■ Aim of the task
Which lines of the records below contain the string "pressure"? Select each of those lines and copy it, treating case as significant.

(Dataset excerpts)
────────────────────────────────────────

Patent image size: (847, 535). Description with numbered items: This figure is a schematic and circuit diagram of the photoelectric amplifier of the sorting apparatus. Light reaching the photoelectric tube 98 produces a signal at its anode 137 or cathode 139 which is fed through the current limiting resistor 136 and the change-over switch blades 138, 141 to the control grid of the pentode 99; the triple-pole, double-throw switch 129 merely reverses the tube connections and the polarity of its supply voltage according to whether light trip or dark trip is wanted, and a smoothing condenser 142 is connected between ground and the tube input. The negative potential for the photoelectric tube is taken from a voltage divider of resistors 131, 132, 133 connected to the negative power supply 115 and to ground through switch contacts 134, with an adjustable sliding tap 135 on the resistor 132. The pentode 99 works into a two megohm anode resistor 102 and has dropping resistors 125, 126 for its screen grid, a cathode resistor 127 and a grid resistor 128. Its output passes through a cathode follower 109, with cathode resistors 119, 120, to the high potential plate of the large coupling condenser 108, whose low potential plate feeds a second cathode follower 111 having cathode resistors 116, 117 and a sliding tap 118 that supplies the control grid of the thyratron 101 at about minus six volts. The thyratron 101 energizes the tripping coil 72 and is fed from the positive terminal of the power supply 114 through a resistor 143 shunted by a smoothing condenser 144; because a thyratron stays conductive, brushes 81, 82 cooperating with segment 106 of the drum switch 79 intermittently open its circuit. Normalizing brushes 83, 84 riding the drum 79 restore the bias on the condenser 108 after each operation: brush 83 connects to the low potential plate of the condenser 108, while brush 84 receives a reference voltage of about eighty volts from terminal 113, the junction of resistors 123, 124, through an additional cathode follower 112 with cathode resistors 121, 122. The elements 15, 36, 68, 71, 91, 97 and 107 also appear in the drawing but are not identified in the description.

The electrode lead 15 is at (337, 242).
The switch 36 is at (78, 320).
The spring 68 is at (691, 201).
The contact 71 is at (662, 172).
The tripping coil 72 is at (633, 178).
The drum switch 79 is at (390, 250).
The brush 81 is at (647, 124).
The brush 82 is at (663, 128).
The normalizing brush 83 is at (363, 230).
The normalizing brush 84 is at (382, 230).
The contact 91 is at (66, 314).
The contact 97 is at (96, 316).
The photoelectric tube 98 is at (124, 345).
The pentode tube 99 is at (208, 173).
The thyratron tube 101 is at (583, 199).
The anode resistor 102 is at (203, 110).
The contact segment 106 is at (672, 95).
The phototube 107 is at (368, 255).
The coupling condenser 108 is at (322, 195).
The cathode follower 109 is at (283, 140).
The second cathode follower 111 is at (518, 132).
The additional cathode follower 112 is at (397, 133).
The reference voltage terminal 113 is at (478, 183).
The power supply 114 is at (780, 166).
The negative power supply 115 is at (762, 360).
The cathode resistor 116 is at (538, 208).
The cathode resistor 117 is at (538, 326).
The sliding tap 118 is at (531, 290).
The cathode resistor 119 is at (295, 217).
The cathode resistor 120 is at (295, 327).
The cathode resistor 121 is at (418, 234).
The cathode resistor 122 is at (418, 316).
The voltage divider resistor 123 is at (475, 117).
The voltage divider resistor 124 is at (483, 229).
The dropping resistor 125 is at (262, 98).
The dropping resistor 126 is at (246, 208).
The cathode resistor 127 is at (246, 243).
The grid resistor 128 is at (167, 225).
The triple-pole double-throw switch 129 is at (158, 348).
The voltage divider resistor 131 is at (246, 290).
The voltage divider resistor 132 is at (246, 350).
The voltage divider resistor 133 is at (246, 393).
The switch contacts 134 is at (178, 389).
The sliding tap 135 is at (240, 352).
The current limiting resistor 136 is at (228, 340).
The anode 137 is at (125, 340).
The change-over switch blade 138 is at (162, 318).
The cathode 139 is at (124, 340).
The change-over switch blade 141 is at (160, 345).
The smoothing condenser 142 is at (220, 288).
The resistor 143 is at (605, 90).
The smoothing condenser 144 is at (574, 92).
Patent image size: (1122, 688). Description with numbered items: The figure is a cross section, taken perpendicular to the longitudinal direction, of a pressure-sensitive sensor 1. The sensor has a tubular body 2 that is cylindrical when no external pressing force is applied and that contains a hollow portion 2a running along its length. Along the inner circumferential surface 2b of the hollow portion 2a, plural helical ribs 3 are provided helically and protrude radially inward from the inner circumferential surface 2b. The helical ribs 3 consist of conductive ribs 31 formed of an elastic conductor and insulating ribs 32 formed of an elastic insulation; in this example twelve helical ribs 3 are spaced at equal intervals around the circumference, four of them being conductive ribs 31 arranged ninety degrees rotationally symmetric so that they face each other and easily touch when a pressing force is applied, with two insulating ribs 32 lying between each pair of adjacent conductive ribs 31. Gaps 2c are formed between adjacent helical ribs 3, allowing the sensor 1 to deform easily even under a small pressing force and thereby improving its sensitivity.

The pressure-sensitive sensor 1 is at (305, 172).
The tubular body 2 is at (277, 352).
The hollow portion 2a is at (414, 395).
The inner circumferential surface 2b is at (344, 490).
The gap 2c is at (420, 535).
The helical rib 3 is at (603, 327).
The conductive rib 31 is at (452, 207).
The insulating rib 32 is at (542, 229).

────────────────────────────────────────

■ Task solution
Patent image size: (1122, 688). Description with numbered items: The figure is a cross section, taken perpendicular to the longitudinal direction, of a pressure-sensitive sensor 1. The sensor has a tubular body 2 that is cylindrical when no external pressing force is applied and that contains a hollow portion 2a running along its length. Along the inner circumferential surface 2b of the hollow portion 2a, plural helical ribs 3 are provided helically and protrude radially inward from the inner circumferential surface 2b. The helical ribs 3 consist of conductive ribs 31 formed of an elastic conductor and insulating ribs 32 formed of an elastic insulation; in this example twelve helical ribs 3 are spaced at equal intervals around the circumference, four of them being conductive ribs 31 arranged ninety degrees rotationally symmetric so that they face each other and easily touch when a pressing force is applied, with two insulating ribs 32 lying between each pair of adjacent conductive ribs 31. Gaps 2c are formed between adjacent helical ribs 3, allowing the sensor 1 to deform easily even under a small pressing force and thereby improving its sensitivity.
The pressure-sensitive sensor 1 is at (305, 172).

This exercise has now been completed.